[DATA RECORDS]
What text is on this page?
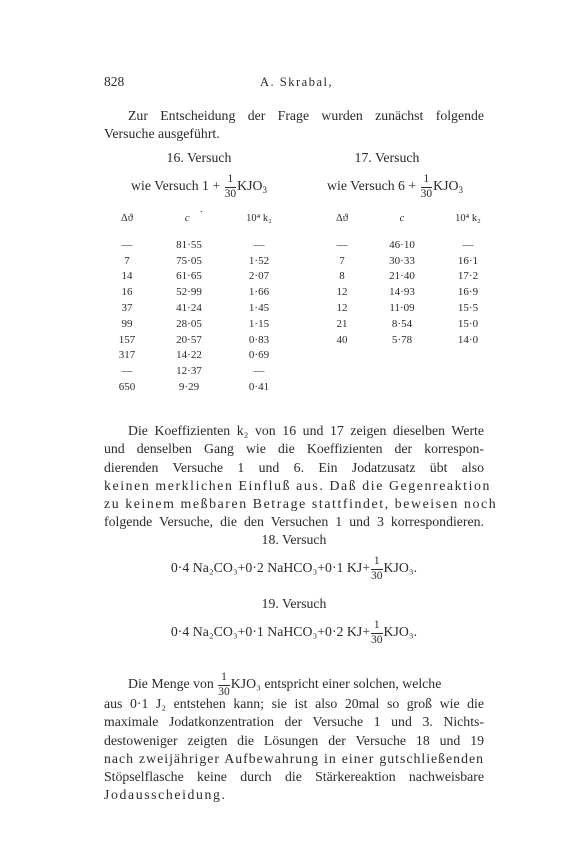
828	A. Skrabal,
Zur Entscheidung der Frage wurden zunächst folgende
Versuche ausgeführt.
16. Versuch
wie Versuch $1 + \frac{1}{30} KJO_3$
Δϑ	c ˙	10⁴ k₂
—	81·55	—
7	75·05	1·52
14	61·65	2·07
16	52·99	1·66
37	41·24	1·45
99	28·05	1·15
157	20·57	0·83
317	14·22	0·69
—	12·37	—
650	9·29	0·41
17. Versuch
wie Versuch $6 + \frac{1}{30} KJO_3$
Δϑ	c	10⁴ k₂
—	46·10	—
7	30·33	16·1
8	21·40	17·2
12	14·93	16·9
12	11·09	15·5
21	8·54	15·0
40	5·78	14·0
Die Koeffizienten k₂ von 16 und 17 zeigen dieselben Werte
und denselben Gang wie die Koeffizienten der korrespon-
dierenden Versuche 1 und 6. Ein Jodatzusatz übt also
keinen merklichen Einfluß aus. Daß die Gegenreaktion
zu keinem meßbaren Betrage stattfindet, beweisen noch
folgende Versuche, die den Versuchen 1 und 3 korrespondieren.
18. Versuch
0·4 Na₂CO₃+0·2 NaHCO₃+0·1 $KJ+ \frac{1}{30} KJO_3$.
19. Versuch
0·4 Na₂CO₃+0·1 NaHCO₃+0·2 $KJ+ \frac{1}{30} KJO_3$.
Die Menge von $\frac{1}{30} KJO_3$ entspricht einer solchen, welche
aus 0·1 J₂ entstehen kann; sie ist also 20mal so groß wie die
maximale Jodatkonzentration der Versuche 1 und 3. Nichts-
destoweniger zeigten die Lösungen der Versuche 18 und 19
nach zweijähriger Aufbewahrung in einer gutschließenden
Stöpselflasche keine durch die Stärkereaktion nachweisbare
Jodausscheidung.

[SET EXERCISE]
Leave the pictures out and output the rest of the listing exactly.

[EXERCISE SOLUTION]
What text is on this page?
828	A. Skrabal,
Zur Entscheidung der Frage wurden zunächst folgende
Versuche ausgeführt.
16. Versuch
wie Versuch $1 + \frac{1}{30} KJO_3$
Δϑ	c ˙	10⁴ k₂
—	81·55	—
7	75·05	1·52
14	61·65	2·07
16	52·99	1·66
37	41·24	1·45
99	28·05	1·15
157	20·57	0·83
317	14·22	0·69
—	12·37	—
650	9·29	0·41
17. Versuch
wie Versuch $6 + \frac{1}{30} KJO_3$
Δϑ	c	10⁴ k₂
—	46·10	—
7	30·33	16·1
8	21·40	17·2
12	14·93	16·9
12	11·09	15·5
21	8·54	15·0
40	5·78	14·0
Die Koeffizienten k₂ von 16 und 17 zeigen dieselben Werte
und denselben Gang wie die Koeffizienten der korrespon-
dierenden Versuche 1 und 6. Ein Jodatzusatz übt also
keinen merklichen Einfluß aus. Daß die Gegenreaktion
zu keinem meßbaren Betrage stattfindet, beweisen noch
folgende Versuche, die den Versuchen 1 und 3 korrespondieren.
18. Versuch
0·4 Na₂CO₃+0·2 NaHCO₃+0·1 $KJ+ \frac{1}{30} KJO_3$.
19. Versuch
0·4 Na₂CO₃+0·1 NaHCO₃+0·2 $KJ+ \frac{1}{30} KJO_3$.
Die Menge von $\frac{1}{30} KJO_3$ entspricht einer solchen, welche
aus 0·1 J₂ entstehen kann; sie ist also 20mal so groß wie die
maximale Jodatkonzentration der Versuche 1 und 3. Nichts-
destoweniger zeigten die Lösungen der Versuche 18 und 19
nach zweijähriger Aufbewahrung in einer gutschließenden
Stöpselflasche keine durch die Stärkereaktion nachweisbare
Jodausscheidung.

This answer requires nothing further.